▶ [WHAT TO PRODUCE] Collect every line of the records below that contains the word "неонатального".

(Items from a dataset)
_____

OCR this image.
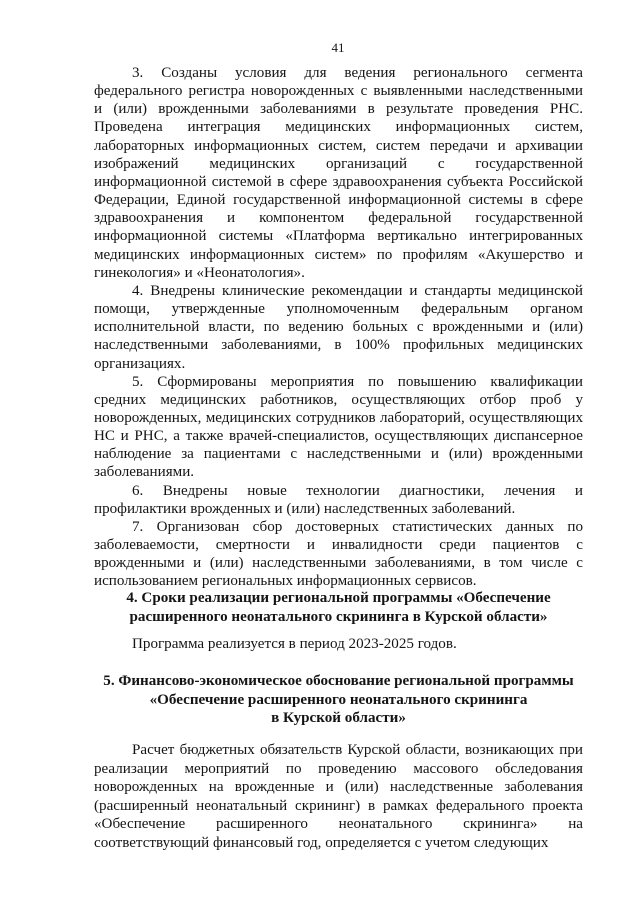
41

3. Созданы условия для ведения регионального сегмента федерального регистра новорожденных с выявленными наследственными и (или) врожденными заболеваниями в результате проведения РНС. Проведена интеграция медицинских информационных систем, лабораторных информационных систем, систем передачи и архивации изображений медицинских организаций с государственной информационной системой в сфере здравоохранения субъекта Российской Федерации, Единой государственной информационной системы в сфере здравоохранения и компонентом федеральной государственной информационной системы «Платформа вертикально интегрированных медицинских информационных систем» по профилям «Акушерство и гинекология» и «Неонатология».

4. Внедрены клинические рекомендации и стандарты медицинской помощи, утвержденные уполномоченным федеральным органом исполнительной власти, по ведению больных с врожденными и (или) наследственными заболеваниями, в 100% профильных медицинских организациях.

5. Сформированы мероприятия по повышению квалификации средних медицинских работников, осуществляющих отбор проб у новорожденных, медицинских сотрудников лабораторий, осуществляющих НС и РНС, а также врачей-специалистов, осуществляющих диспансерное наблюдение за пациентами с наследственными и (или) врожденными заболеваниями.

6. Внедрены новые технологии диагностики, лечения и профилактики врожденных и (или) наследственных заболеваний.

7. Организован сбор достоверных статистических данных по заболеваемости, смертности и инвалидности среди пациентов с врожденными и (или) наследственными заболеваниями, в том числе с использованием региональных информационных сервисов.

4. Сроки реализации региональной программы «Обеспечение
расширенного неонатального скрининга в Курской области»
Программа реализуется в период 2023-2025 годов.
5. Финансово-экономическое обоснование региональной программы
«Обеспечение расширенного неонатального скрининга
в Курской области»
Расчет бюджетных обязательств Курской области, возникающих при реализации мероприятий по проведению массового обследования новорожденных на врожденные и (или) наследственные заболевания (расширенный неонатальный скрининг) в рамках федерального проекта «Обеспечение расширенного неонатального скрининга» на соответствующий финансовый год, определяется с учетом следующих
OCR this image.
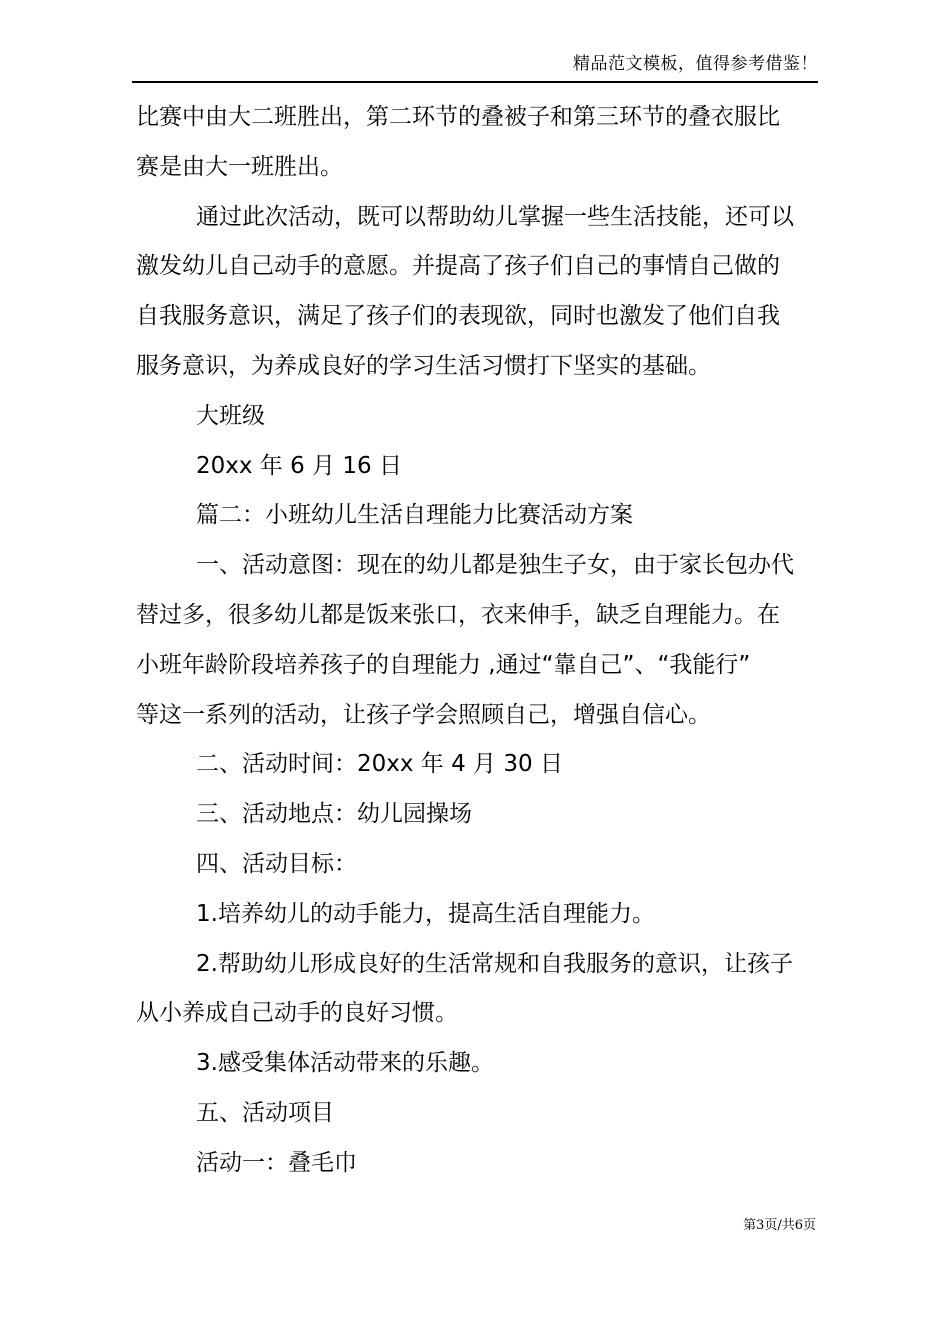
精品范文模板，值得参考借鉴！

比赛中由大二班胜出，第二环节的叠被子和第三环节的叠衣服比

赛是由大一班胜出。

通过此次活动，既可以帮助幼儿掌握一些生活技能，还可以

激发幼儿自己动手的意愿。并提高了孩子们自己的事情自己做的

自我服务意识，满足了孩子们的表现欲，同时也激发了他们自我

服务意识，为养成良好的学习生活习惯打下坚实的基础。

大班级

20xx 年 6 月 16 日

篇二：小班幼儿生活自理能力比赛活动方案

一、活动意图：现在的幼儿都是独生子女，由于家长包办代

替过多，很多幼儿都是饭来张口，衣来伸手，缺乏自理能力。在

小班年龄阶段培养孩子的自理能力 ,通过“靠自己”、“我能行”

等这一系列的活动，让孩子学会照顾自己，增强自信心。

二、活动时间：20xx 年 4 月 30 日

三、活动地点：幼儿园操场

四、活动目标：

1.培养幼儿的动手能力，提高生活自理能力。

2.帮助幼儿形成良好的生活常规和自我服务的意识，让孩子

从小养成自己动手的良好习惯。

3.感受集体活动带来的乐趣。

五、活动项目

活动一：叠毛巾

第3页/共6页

_____

▶ [COMPLETED TASK]
расширенного неонатального скрининга в Курской области»
«Обеспечение расширенного неонатального скрининга
Расчет бюджетных обязательств Курской области, возникающих при реализации мероприятий по проведению массового обследования новорожденных на врожденные и (или) наследственные заболевания (расширенный неонатальный скрининг) в рамках федерального проекта «Обеспечение расширенного неонатального скрининга» на соответствующий финансовый год, определяется с учетом следующих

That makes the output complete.